* Begin MATERIAL SUPPLIED *

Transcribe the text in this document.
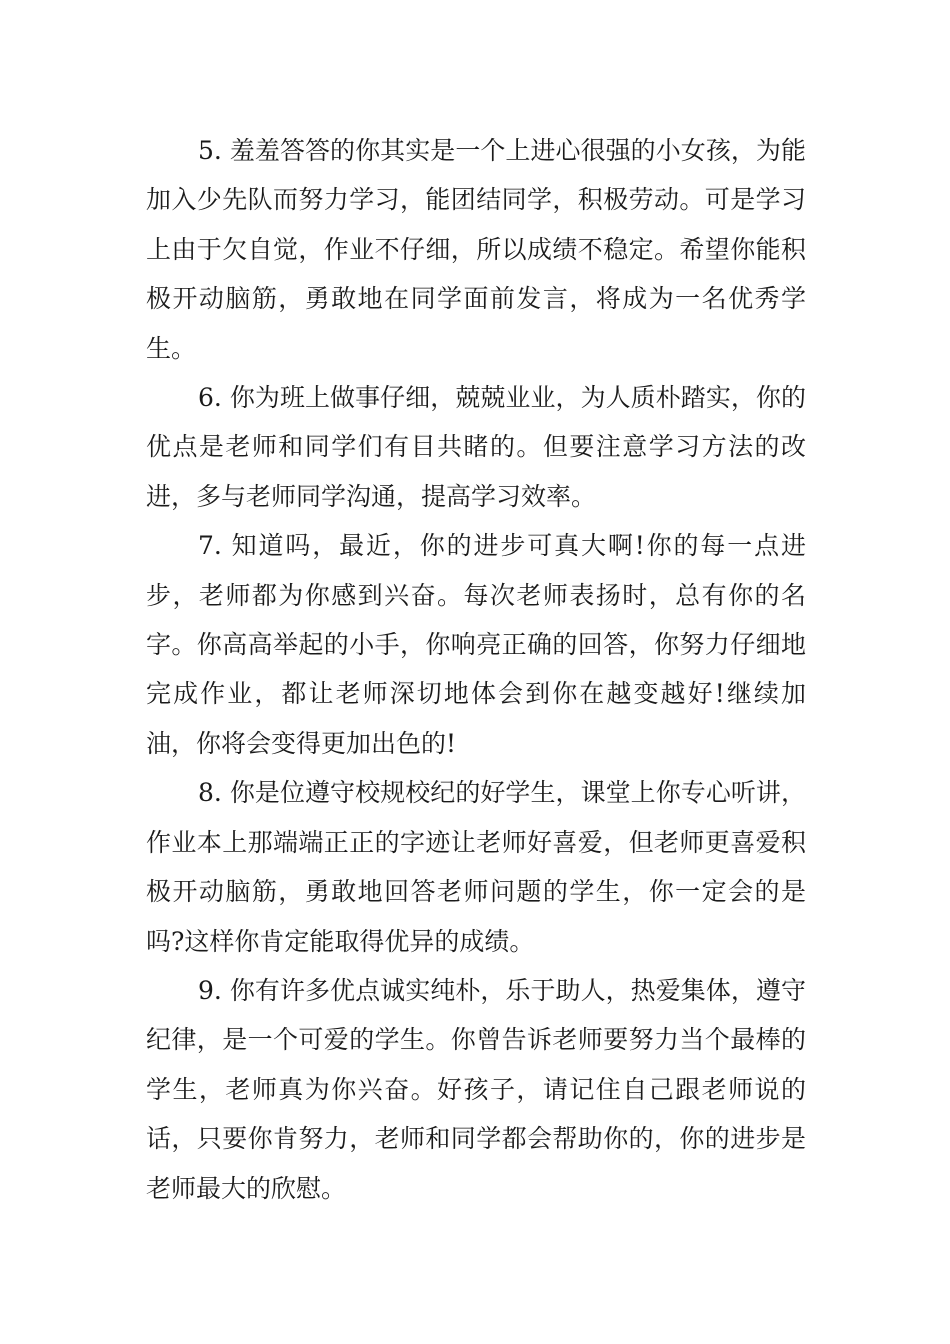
5. 羞羞答答的你其实是一个上进心很强的小女孩，为能加入少先队而努力学习，能团结同学，积极劳动。可是学习上由于欠自觉，作业不仔细，所以成绩不稳定。希望你能积极开动脑筋，勇敢地在同学面前发言，将成为一名优秀学生。

6. 你为班上做事仔细，兢兢业业，为人质朴踏实，你的优点是老师和同学们有目共睹的。但要注意学习方法的改进，多与老师同学沟通，提高学习效率。

7. 知道吗，最近，你的进步可真大啊!你的每一点进步，老师都为你感到兴奋。每次老师表扬时，总有你的名字。你高高举起的小手，你响亮正确的回答，你努力仔细地完成作业，都让老师深切地体会到你在越变越好!继续加油，你将会变得更加出色的!

8. 你是位遵守校规校纪的好学生，课堂上你专心听讲，作业本上那端端正正的字迹让老师好喜爱，但老师更喜爱积极开动脑筋，勇敢地回答老师问题的学生，你一定会的是吗?这样你肯定能取得优异的成绩。

9. 你有许多优点诚实纯朴，乐于助人，热爱集体，遵守纪律，是一个可爱的学生。你曾告诉老师要努力当个最棒的学生，老师真为你兴奋。好孩子，请记住自己跟老师说的话，只要你肯努力，老师和同学都会帮助你的，你的进步是老师最大的欣慰。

* End MATERIAL SUPPLIED *

### REQUIREMENT
Give the data above again in full and unchanged, skipping the pictures.

### TASK ANSWER
Transcribe the text in this document.
5. 羞羞答答的你其实是一个上进心很强的小女孩，为能加入少先队而努力学习，能团结同学，积极劳动。可是学习上由于欠自觉，作业不仔细，所以成绩不稳定。希望你能积极开动脑筋，勇敢地在同学面前发言，将成为一名优秀学生。

6. 你为班上做事仔细，兢兢业业，为人质朴踏实，你的优点是老师和同学们有目共睹的。但要注意学习方法的改进，多与老师同学沟通，提高学习效率。

7. 知道吗，最近，你的进步可真大啊!你的每一点进步，老师都为你感到兴奋。每次老师表扬时，总有你的名字。你高高举起的小手，你响亮正确的回答，你努力仔细地完成作业，都让老师深切地体会到你在越变越好!继续加油，你将会变得更加出色的!

8. 你是位遵守校规校纪的好学生，课堂上你专心听讲，作业本上那端端正正的字迹让老师好喜爱，但老师更喜爱积极开动脑筋，勇敢地回答老师问题的学生，你一定会的是吗?这样你肯定能取得优异的成绩。

9. 你有许多优点诚实纯朴，乐于助人，热爱集体，遵守纪律，是一个可爱的学生。你曾告诉老师要努力当个最棒的学生，老师真为你兴奋。好孩子，请记住自己跟老师说的话，只要你肯努力，老师和同学都会帮助你的，你的进步是老师最大的欣慰。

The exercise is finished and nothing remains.